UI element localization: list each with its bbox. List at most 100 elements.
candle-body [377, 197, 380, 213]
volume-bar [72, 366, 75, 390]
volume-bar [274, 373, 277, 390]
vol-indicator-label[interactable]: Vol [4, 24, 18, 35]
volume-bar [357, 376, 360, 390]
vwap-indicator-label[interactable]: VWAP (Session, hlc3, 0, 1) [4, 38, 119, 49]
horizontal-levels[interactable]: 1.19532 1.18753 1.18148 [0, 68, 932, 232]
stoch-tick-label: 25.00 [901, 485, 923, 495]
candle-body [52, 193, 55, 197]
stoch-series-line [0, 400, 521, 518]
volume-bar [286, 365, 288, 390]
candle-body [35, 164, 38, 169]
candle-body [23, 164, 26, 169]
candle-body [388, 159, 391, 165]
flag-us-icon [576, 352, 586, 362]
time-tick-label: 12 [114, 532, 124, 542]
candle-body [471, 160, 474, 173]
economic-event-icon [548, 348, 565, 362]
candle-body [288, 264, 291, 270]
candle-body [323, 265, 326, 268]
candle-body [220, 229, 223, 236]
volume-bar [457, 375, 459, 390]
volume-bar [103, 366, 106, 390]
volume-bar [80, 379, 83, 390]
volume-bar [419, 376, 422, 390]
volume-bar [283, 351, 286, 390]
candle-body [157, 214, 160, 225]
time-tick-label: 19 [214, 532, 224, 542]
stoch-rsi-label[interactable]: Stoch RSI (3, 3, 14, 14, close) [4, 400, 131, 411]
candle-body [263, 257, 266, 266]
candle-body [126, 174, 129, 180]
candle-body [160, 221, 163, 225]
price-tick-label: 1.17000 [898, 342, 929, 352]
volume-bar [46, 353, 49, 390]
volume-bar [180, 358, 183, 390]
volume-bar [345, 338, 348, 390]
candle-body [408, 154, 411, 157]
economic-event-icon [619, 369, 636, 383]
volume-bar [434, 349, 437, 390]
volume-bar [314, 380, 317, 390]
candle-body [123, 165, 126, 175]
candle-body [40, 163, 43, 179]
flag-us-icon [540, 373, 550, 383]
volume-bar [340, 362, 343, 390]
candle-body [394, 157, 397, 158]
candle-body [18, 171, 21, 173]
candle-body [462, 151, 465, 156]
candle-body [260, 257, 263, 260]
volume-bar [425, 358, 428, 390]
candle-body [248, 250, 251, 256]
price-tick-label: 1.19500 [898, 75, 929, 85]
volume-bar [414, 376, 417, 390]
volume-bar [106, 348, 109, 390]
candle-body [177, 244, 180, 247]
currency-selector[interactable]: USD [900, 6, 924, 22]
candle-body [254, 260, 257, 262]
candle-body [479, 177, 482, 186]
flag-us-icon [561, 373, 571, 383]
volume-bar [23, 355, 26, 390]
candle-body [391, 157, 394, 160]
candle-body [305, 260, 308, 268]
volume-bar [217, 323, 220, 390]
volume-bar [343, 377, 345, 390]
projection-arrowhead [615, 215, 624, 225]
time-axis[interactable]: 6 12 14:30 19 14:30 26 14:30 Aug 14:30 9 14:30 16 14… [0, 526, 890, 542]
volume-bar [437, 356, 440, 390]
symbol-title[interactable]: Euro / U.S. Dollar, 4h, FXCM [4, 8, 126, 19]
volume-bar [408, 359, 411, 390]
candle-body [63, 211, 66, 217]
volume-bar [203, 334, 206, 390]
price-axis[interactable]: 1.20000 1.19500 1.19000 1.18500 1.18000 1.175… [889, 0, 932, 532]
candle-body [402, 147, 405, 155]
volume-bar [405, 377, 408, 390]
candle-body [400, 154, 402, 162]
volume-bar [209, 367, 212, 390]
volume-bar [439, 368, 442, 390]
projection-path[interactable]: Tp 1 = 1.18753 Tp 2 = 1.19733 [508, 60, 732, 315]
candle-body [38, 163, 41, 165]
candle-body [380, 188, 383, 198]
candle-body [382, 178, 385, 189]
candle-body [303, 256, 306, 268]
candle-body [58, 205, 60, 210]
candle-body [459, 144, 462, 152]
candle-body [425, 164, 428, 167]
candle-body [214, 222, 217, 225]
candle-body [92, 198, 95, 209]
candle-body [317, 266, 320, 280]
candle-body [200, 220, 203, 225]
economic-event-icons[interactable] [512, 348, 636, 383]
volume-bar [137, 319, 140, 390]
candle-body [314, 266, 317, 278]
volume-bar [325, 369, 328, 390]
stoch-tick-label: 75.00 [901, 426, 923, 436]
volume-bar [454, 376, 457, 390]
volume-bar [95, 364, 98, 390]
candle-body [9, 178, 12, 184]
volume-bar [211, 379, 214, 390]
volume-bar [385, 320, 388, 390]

● What to produce:
Reproduce verbatim the lines from the start of the records through the line containing "candle-body [177, 244, 180, 247]", with that line included.

● Solution for this exercise:
UI element localization: list each with its bbox. List at most 100 elements.
candle-body [377, 197, 380, 213]
volume-bar [72, 366, 75, 390]
volume-bar [274, 373, 277, 390]
vol-indicator-label[interactable]: Vol [4, 24, 18, 35]
volume-bar [357, 376, 360, 390]
vwap-indicator-label[interactable]: VWAP (Session, hlc3, 0, 1) [4, 38, 119, 49]
horizontal-levels[interactable]: 1.19532 1.18753 1.18148 [0, 68, 932, 232]
stoch-tick-label: 25.00 [901, 485, 923, 495]
candle-body [52, 193, 55, 197]
stoch-series-line [0, 400, 521, 518]
volume-bar [286, 365, 288, 390]
candle-body [35, 164, 38, 169]
candle-body [23, 164, 26, 169]
candle-body [388, 159, 391, 165]
flag-us-icon [576, 352, 586, 362]
time-tick-label: 12 [114, 532, 124, 542]
candle-body [471, 160, 474, 173]
economic-event-icon [548, 348, 565, 362]
candle-body [288, 264, 291, 270]
candle-body [323, 265, 326, 268]
candle-body [220, 229, 223, 236]
volume-bar [457, 375, 459, 390]
volume-bar [103, 366, 106, 390]
volume-bar [80, 379, 83, 390]
volume-bar [419, 376, 422, 390]
volume-bar [283, 351, 286, 390]
candle-body [157, 214, 160, 225]
time-tick-label: 19 [214, 532, 224, 542]
stoch-rsi-label[interactable]: Stoch RSI (3, 3, 14, 14, close) [4, 400, 131, 411]
candle-body [263, 257, 266, 266]
candle-body [126, 174, 129, 180]
candle-body [160, 221, 163, 225]
price-tick-label: 1.17000 [898, 342, 929, 352]
volume-bar [46, 353, 49, 390]
volume-bar [180, 358, 183, 390]
volume-bar [345, 338, 348, 390]
candle-body [408, 154, 411, 157]
economic-event-icon [619, 369, 636, 383]
volume-bar [434, 349, 437, 390]
volume-bar [314, 380, 317, 390]
candle-body [123, 165, 126, 175]
candle-body [40, 163, 43, 179]
flag-us-icon [540, 373, 550, 383]
volume-bar [340, 362, 343, 390]
candle-body [394, 157, 397, 158]
candle-body [18, 171, 21, 173]
candle-body [462, 151, 465, 156]
candle-body [260, 257, 263, 260]
volume-bar [425, 358, 428, 390]
candle-body [248, 250, 251, 256]
price-tick-label: 1.19500 [898, 75, 929, 85]
volume-bar [414, 376, 417, 390]
volume-bar [106, 348, 109, 390]
candle-body [177, 244, 180, 247]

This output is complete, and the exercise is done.